** Begin **

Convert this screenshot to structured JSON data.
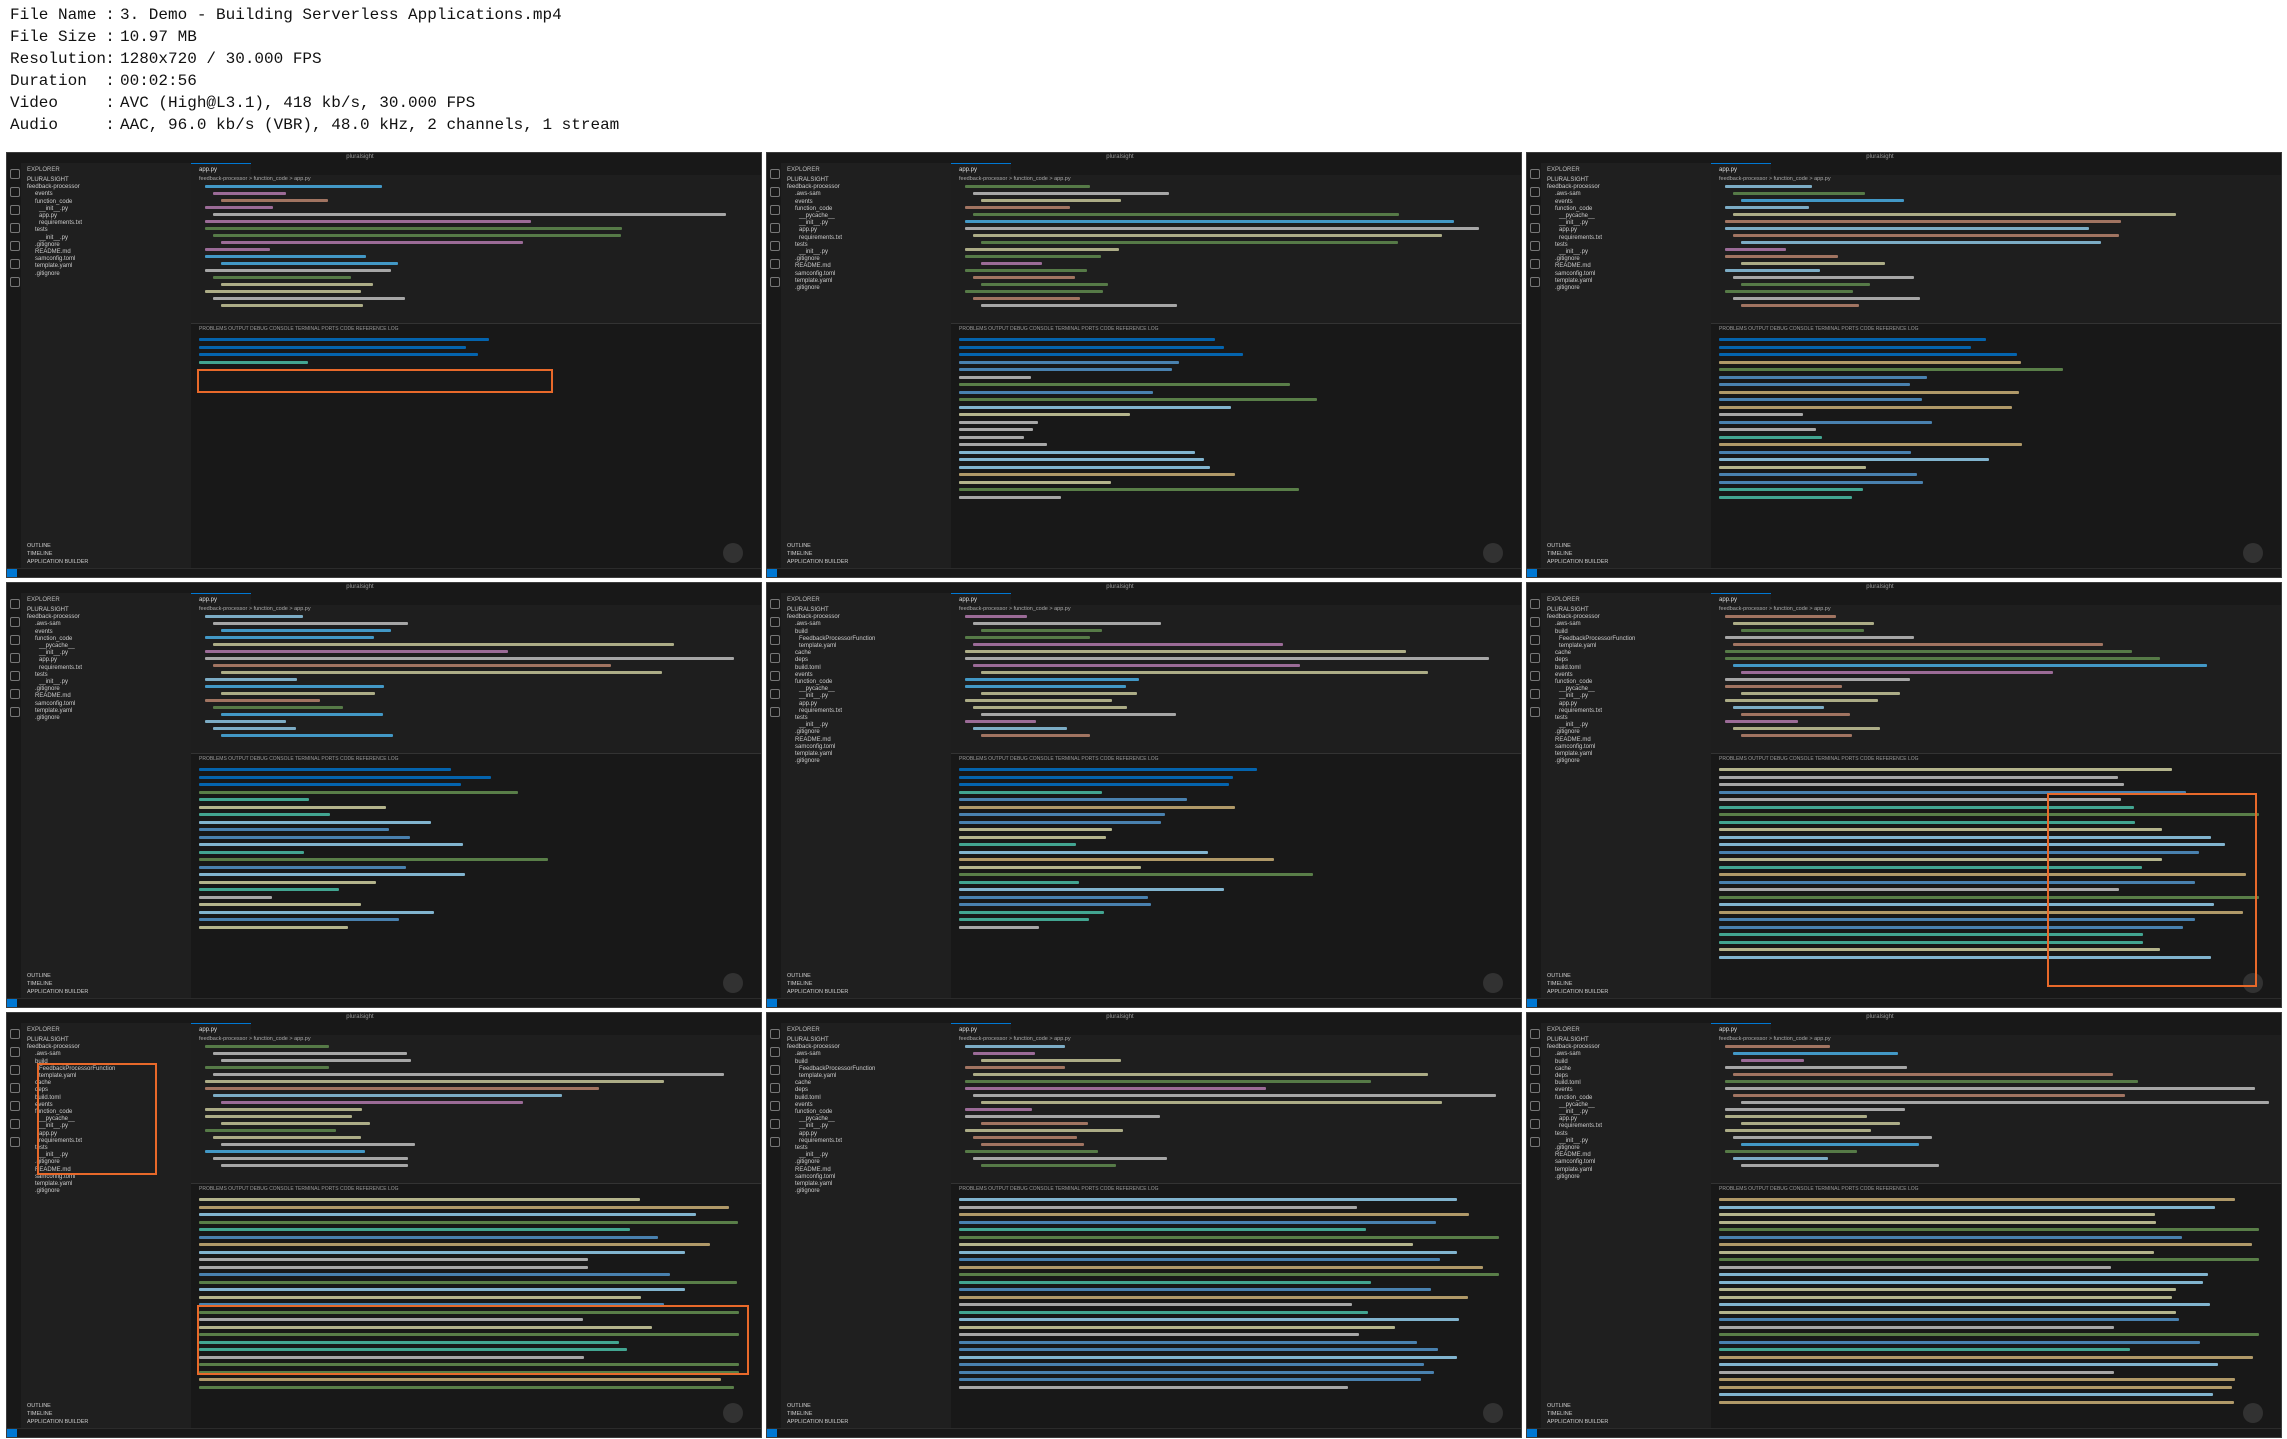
{
  "meta": {
    "rows": [
      {
        "key": "File Name",
        "value": "3. Demo - Building Serverless Applications.mp4"
      },
      {
        "key": "File Size",
        "value": "10.97 MB"
      },
      {
        "key": "Resolution",
        "value": "1280x720 / 30.000 FPS"
      },
      {
        "key": "Duration",
        "value": "00:02:56"
      },
      {
        "key": "Video",
        "value": "AVC (High@L3.1), 418 kb/s, 30.000 FPS"
      },
      {
        "key": "Audio",
        "value": "AAC, 96.0 kb/s (VBR), 48.0 kHz, 2 channels, 1 stream"
      }
    ]
  },
  "ide": {
    "window_title": "pluralsight",
    "explorer_heading": "EXPLORER",
    "tab_label": "app.py",
    "breadcrumb": "feedback-processor > function_code > app.py",
    "panel_tabs": "PROBLEMS   OUTPUT   DEBUG CONSOLE   TERMINAL   PORTS   CODE REFERENCE LOG",
    "sidebar_bottom": [
      "OUTLINE",
      "TIMELINE",
      "APPLICATION BUILDER"
    ],
    "colors": {
      "bg": "#1e1e1e",
      "accent": "#0078d4",
      "highlight": "#e8692a"
    }
  },
  "frames": [
    {
      "tree": [
        "PLURALSIGHT",
        "feedback-processor",
        "events",
        "function_code",
        "__init__.py",
        "app.py",
        "requirements.txt",
        "tests",
        "__init__.py",
        ".gitignore",
        "README.md",
        "samconfig.toml",
        "template.yaml",
        ".gitignore"
      ]
    },
    {
      "tree": [
        "PLURALSIGHT",
        "feedback-processor",
        ".aws-sam",
        "events",
        "function_code",
        "__pycache__",
        "__init__.py",
        "app.py",
        "requirements.txt",
        "tests",
        "__init__.py",
        ".gitignore",
        "README.md",
        "samconfig.toml",
        "template.yaml",
        ".gitignore"
      ]
    },
    {
      "tree": [
        "PLURALSIGHT",
        "feedback-processor",
        ".aws-sam",
        "events",
        "function_code",
        "__pycache__",
        "__init__.py",
        "app.py",
        "requirements.txt",
        "tests",
        "__init__.py",
        ".gitignore",
        "README.md",
        "samconfig.toml",
        "template.yaml",
        ".gitignore"
      ]
    },
    {
      "tree": [
        "PLURALSIGHT",
        "feedback-processor",
        ".aws-sam",
        "events",
        "function_code",
        "__pycache__",
        "__init__.py",
        "app.py",
        "requirements.txt",
        "tests",
        "__init__.py",
        ".gitignore",
        "README.md",
        "samconfig.toml",
        "template.yaml",
        ".gitignore"
      ]
    },
    {
      "tree": [
        "PLURALSIGHT",
        "feedback-processor",
        ".aws-sam",
        "build",
        "FeedbackProcessorFunction",
        "template.yaml",
        "cache",
        "deps",
        "build.toml",
        "events",
        "function_code",
        "__pycache__",
        "__init__.py",
        "app.py",
        "requirements.txt",
        "tests",
        "__init__.py",
        ".gitignore",
        "README.md",
        "samconfig.toml",
        "template.yaml",
        ".gitignore"
      ]
    },
    {
      "tree": [
        "PLURALSIGHT",
        "feedback-processor",
        ".aws-sam",
        "build",
        "FeedbackProcessorFunction",
        "template.yaml",
        "cache",
        "deps",
        "build.toml",
        "events",
        "function_code",
        "__pycache__",
        "__init__.py",
        "app.py",
        "requirements.txt",
        "tests",
        "__init__.py",
        ".gitignore",
        "README.md",
        "samconfig.toml",
        "template.yaml",
        ".gitignore"
      ]
    },
    {
      "tree": [
        "PLURALSIGHT",
        "feedback-processor",
        ".aws-sam",
        "build",
        "FeedbackProcessorFunction",
        "template.yaml",
        "cache",
        "deps",
        "build.toml",
        "events",
        "function_code",
        "__pycache__",
        "__init__.py",
        "app.py",
        "requirements.txt",
        "tests",
        "__init__.py",
        ".gitignore",
        "README.md",
        "samconfig.toml",
        "template.yaml",
        ".gitignore"
      ]
    },
    {
      "tree": [
        "PLURALSIGHT",
        "feedback-processor",
        ".aws-sam",
        "build",
        "FeedbackProcessorFunction",
        "template.yaml",
        "cache",
        "deps",
        "build.toml",
        "events",
        "function_code",
        "__pycache__",
        "__init__.py",
        "app.py",
        "requirements.txt",
        "tests",
        "__init__.py",
        ".gitignore",
        "README.md",
        "samconfig.toml",
        "template.yaml",
        ".gitignore"
      ]
    },
    {
      "tree": [
        "PLURALSIGHT",
        "feedback-processor",
        ".aws-sam",
        "build",
        "cache",
        "deps",
        "build.toml",
        "events",
        "function_code",
        "__pycache__",
        "__init__.py",
        "app.py",
        "requirements.txt",
        "tests",
        "__init__.py",
        ".gitignore",
        "README.md",
        "samconfig.toml",
        "template.yaml",
        ".gitignore"
      ]
    }
  ]
}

** End **

THE PROBLEM: How many lines of the listing above include the word "value"? Reply with the number alone.

REPLY: 6